• Objective
Render every line of the entries below as a numbered list, omitting blank lines and excluding the pictures.

• Data in this exercise

..........

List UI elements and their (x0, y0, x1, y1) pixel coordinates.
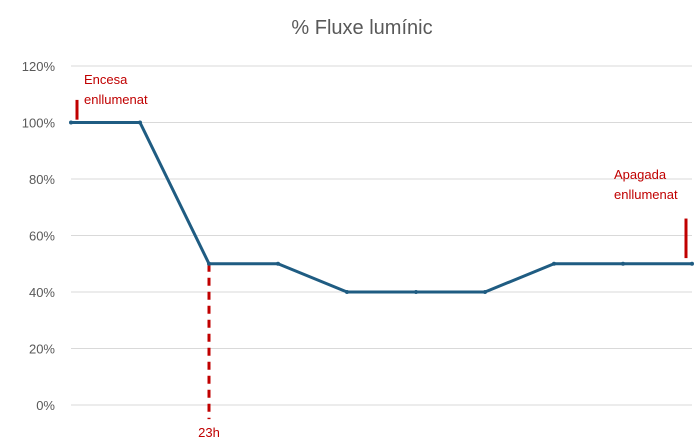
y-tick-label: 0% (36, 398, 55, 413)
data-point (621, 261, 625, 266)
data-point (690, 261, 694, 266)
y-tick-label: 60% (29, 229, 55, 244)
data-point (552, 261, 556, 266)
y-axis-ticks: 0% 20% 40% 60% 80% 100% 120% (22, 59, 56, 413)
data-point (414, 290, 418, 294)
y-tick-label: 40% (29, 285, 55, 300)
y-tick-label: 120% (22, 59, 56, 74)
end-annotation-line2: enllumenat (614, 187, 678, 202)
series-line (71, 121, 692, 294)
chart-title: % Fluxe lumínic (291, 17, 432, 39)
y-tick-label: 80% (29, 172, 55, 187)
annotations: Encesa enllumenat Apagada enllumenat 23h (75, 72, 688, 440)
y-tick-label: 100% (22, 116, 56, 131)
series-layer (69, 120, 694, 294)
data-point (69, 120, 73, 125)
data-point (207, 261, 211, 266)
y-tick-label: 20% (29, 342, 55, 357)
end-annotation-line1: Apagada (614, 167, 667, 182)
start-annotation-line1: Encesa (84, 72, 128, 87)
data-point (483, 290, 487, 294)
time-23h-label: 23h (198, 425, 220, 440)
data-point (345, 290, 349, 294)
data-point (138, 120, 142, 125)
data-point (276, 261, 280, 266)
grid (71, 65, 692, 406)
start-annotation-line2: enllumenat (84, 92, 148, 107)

..........

• Finished task
1. List UI elements and their (x0, y0, x1, y1) pixel coordinates.
2. y-tick-label: 0% (36, 398, 55, 413)
3. data-point (621, 261, 625, 266)
4. data-point (690, 261, 694, 266)
5. y-tick-label: 60% (29, 229, 55, 244)
6. data-point (552, 261, 556, 266)
7. y-axis-ticks: 0% 20% 40% 60% 80% 100% 120% (22, 59, 56, 413)
8. data-point (414, 290, 418, 294)
9. y-tick-label: 40% (29, 285, 55, 300)
10. y-tick-label: 120% (22, 59, 56, 74)
11. end-annotation-line2: enllumenat (614, 187, 678, 202)
12. series-line (71, 121, 692, 294)
13. chart-title: % Fluxe lumínic (291, 17, 432, 39)
14. y-tick-label: 80% (29, 172, 55, 187)
15. annotations: Encesa enllumenat Apagada enllumenat 23h (75, 72, 688, 440)
16. y-tick-label: 100% (22, 116, 56, 131)
17. series-layer (69, 120, 694, 294)
18. data-point (69, 120, 73, 125)
19. data-point (207, 261, 211, 266)
20. y-tick-label: 20% (29, 342, 55, 357)
21. end-annotation-line1: Apagada (614, 167, 667, 182)
22. start-annotation-line1: Encesa (84, 72, 128, 87)
23. data-point (483, 290, 487, 294)
24. time-23h-label: 23h (198, 425, 220, 440)
25. data-point (345, 290, 349, 294)
26. data-point (138, 120, 142, 125)
27. data-point (276, 261, 280, 266)
28. grid (71, 65, 692, 406)
29. start-annotation-line2: enllumenat (84, 92, 148, 107)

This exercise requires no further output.